PROMPT
Transcribe every line exactly and omit anything that is a picture.

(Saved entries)
•••

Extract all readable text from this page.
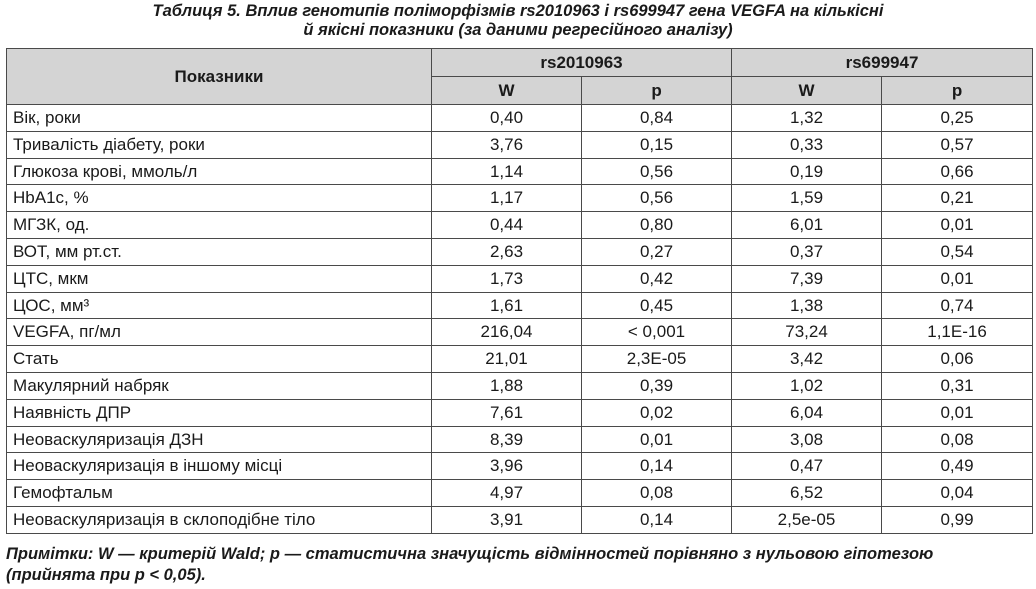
Таблиця 5. Вплив генотипів поліморфізмів rs2010963 і rs699947 гена VEGFA на кількісні
й якісні показники (за даними регресійного аналізу)
Показники	rs2010963		rs699947	
	W	p	W	p
Вік, роки	0,40	0,84	1,32	0,25
Тривалість діабету, роки	3,76	0,15	0,33	0,57
Глюкоза крові, ммоль/л	1,14	0,56	0,19	0,66
HbA1c, %	1,17	0,56	1,59	0,21
МГЗК, од.	0,44	0,80	6,01	0,01
ВОТ, мм рт.ст.	2,63	0,27	0,37	0,54
ЦТС, мкм	1,73	0,42	7,39	0,01
ЦОС, мм³	1,61	0,45	1,38	0,74
VEGFA, пг/мл	216,04	< 0,001	73,24	1,1E-16
Стать	21,01	2,3E-05	3,42	0,06
Макулярний набряк	1,88	0,39	1,02	0,31
Наявність ДПР	7,61	0,02	6,04	0,01
Неоваскуляризація ДЗН	8,39	0,01	3,08	0,08
Неоваскуляризація в іншому місці	3,96	0,14	0,47	0,49
Гемофтальм	4,97	0,08	6,52	0,04
Неоваскуляризація в склоподібне тіло	3,91	0,14	2,5е-05	0,99
Примітки: W — критерій Wald; p — статистична значущість відмінностей порівняно з нульовою гіпотезою
(прийнята при p < 0,05).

•••

THE REPLY
Extract all readable text from this page.
Таблиця 5. Вплив генотипів поліморфізмів rs2010963 і rs699947 гена VEGFA на кількісні
й якісні показники (за даними регресійного аналізу)
Показники	rs2010963		rs699947	
	W	p	W	p
Вік, роки	0,40	0,84	1,32	0,25
Тривалість діабету, роки	3,76	0,15	0,33	0,57
Глюкоза крові, ммоль/л	1,14	0,56	0,19	0,66
HbA1c, %	1,17	0,56	1,59	0,21
МГЗК, од.	0,44	0,80	6,01	0,01
ВОТ, мм рт.ст.	2,63	0,27	0,37	0,54
ЦТС, мкм	1,73	0,42	7,39	0,01
ЦОС, мм³	1,61	0,45	1,38	0,74
VEGFA, пг/мл	216,04	< 0,001	73,24	1,1E-16
Стать	21,01	2,3E-05	3,42	0,06
Макулярний набряк	1,88	0,39	1,02	0,31
Наявність ДПР	7,61	0,02	6,04	0,01
Неоваскуляризація ДЗН	8,39	0,01	3,08	0,08
Неоваскуляризація в іншому місці	3,96	0,14	0,47	0,49
Гемофтальм	4,97	0,08	6,52	0,04
Неоваскуляризація в склоподібне тіло	3,91	0,14	2,5е-05	0,99
Примітки: W — критерій Wald; p — статистична значущість відмінностей порівняно з нульовою гіпотезою
(прийнята при p < 0,05).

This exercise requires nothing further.